## Dataset rows
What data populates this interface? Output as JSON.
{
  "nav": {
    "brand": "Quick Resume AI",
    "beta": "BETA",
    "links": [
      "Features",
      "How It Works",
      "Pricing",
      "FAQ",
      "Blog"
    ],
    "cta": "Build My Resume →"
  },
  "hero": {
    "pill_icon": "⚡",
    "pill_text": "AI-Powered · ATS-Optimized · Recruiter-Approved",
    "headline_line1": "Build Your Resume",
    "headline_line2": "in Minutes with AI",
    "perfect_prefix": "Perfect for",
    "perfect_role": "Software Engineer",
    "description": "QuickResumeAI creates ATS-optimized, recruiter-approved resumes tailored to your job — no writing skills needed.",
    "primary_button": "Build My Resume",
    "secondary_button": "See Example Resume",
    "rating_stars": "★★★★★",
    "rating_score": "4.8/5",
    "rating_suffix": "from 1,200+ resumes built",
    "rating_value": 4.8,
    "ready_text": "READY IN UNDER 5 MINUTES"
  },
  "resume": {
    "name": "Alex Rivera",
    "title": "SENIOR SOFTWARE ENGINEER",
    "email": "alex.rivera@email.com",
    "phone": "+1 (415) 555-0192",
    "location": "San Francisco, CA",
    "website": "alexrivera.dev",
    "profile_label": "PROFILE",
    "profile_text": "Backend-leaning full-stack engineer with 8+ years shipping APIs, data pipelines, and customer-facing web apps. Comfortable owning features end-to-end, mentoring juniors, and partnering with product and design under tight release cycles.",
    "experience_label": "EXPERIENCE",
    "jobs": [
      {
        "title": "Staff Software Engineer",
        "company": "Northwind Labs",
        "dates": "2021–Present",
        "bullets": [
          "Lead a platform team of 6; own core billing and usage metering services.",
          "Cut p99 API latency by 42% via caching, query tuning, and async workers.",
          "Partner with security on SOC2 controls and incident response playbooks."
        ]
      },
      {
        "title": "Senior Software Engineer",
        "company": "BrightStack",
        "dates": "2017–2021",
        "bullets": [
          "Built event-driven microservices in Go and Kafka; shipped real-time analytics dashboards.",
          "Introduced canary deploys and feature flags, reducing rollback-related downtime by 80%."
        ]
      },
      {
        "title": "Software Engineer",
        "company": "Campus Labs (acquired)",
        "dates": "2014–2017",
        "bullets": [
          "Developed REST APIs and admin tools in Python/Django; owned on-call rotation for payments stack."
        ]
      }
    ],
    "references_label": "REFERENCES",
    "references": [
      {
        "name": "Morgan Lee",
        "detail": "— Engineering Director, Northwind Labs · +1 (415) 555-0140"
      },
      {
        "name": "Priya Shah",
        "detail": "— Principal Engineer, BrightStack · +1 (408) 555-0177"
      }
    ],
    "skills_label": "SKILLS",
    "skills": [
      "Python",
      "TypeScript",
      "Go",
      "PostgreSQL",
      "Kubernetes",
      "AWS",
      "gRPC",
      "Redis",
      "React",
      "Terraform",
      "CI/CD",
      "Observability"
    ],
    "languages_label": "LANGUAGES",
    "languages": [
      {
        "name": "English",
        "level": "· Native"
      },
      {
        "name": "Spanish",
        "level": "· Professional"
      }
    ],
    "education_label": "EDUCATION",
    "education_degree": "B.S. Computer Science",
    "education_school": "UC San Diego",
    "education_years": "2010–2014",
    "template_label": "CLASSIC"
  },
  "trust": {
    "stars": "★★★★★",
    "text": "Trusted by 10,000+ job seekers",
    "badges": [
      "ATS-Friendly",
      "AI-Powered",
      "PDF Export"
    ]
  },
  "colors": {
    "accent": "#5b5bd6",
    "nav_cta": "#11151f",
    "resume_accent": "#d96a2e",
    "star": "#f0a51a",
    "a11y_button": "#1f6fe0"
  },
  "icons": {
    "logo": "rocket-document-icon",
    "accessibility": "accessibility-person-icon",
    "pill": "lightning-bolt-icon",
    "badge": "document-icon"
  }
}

## Set task
Print out every record again, exactly and in full.

## Output of the task
What data populates this interface? Output as JSON.
{
  "nav": {
    "brand": "Quick Resume AI",
    "beta": "BETA",
    "links": [
      "Features",
      "How It Works",
      "Pricing",
      "FAQ",
      "Blog"
    ],
    "cta": "Build My Resume →"
  },
  "hero": {
    "pill_icon": "⚡",
    "pill_text": "AI-Powered · ATS-Optimized · Recruiter-Approved",
    "headline_line1": "Build Your Resume",
    "headline_line2": "in Minutes with AI",
    "perfect_prefix": "Perfect for",
    "perfect_role": "Software Engineer",
    "description": "QuickResumeAI creates ATS-optimized, recruiter-approved resumes tailored to your job — no writing skills needed.",
    "primary_button": "Build My Resume",
    "secondary_button": "See Example Resume",
    "rating_stars": "★★★★★",
    "rating_score": "4.8/5",
    "rating_suffix": "from 1,200+ resumes built",
    "rating_value": 4.8,
    "ready_text": "READY IN UNDER 5 MINUTES"
  },
  "resume": {
    "name": "Alex Rivera",
    "title": "SENIOR SOFTWARE ENGINEER",
    "email": "alex.rivera@email.com",
    "phone": "+1 (415) 555-0192",
    "location": "San Francisco, CA",
    "website": "alexrivera.dev",
    "profile_label": "PROFILE",
    "profile_text": "Backend-leaning full-stack engineer with 8+ years shipping APIs, data pipelines, and customer-facing web apps. Comfortable owning features end-to-end, mentoring juniors, and partnering with product and design under tight release cycles.",
    "experience_label": "EXPERIENCE",
    "jobs": [
      {
        "title": "Staff Software Engineer",
        "company": "Northwind Labs",
        "dates": "2021–Present",
        "bullets": [
          "Lead a platform team of 6; own core billing and usage metering services.",
          "Cut p99 API latency by 42% via caching, query tuning, and async workers.",
          "Partner with security on SOC2 controls and incident response playbooks."
        ]
      },
      {
        "title": "Senior Software Engineer",
        "company": "BrightStack",
        "dates": "2017–2021",
        "bullets": [
          "Built event-driven microservices in Go and Kafka; shipped real-time analytics dashboards.",
          "Introduced canary deploys and feature flags, reducing rollback-related downtime by 80%."
        ]
      },
      {
        "title": "Software Engineer",
        "company": "Campus Labs (acquired)",
        "dates": "2014–2017",
        "bullets": [
          "Developed REST APIs and admin tools in Python/Django; owned on-call rotation for payments stack."
        ]
      }
    ],
    "references_label": "REFERENCES",
    "references": [
      {
        "name": "Morgan Lee",
        "detail": "— Engineering Director, Northwind Labs · +1 (415) 555-0140"
      },
      {
        "name": "Priya Shah",
        "detail": "— Principal Engineer, BrightStack · +1 (408) 555-0177"
      }
    ],
    "skills_label": "SKILLS",
    "skills": [
      "Python",
      "TypeScript",
      "Go",
      "PostgreSQL",
      "Kubernetes",
      "AWS",
      "gRPC",
      "Redis",
      "React",
      "Terraform",
      "CI/CD",
      "Observability"
    ],
    "languages_label": "LANGUAGES",
    "languages": [
      {
        "name": "English",
        "level": "· Native"
      },
      {
        "name": "Spanish",
        "level": "· Professional"
      }
    ],
    "education_label": "EDUCATION",
    "education_degree": "B.S. Computer Science",
    "education_school": "UC San Diego",
    "education_years": "2010–2014",
    "template_label": "CLASSIC"
  },
  "trust": {
    "stars": "★★★★★",
    "text": "Trusted by 10,000+ job seekers",
    "badges": [
      "ATS-Friendly",
      "AI-Powered",
      "PDF Export"
    ]
  },
  "colors": {
    "accent": "#5b5bd6",
    "nav_cta": "#11151f",
    "resume_accent": "#d96a2e",
    "star": "#f0a51a",
    "a11y_button": "#1f6fe0"
  },
  "icons": {
    "logo": "rocket-document-icon",
    "accessibility": "accessibility-person-icon",
    "pill": "lightning-bolt-icon",
    "badge": "document-icon"
  }
}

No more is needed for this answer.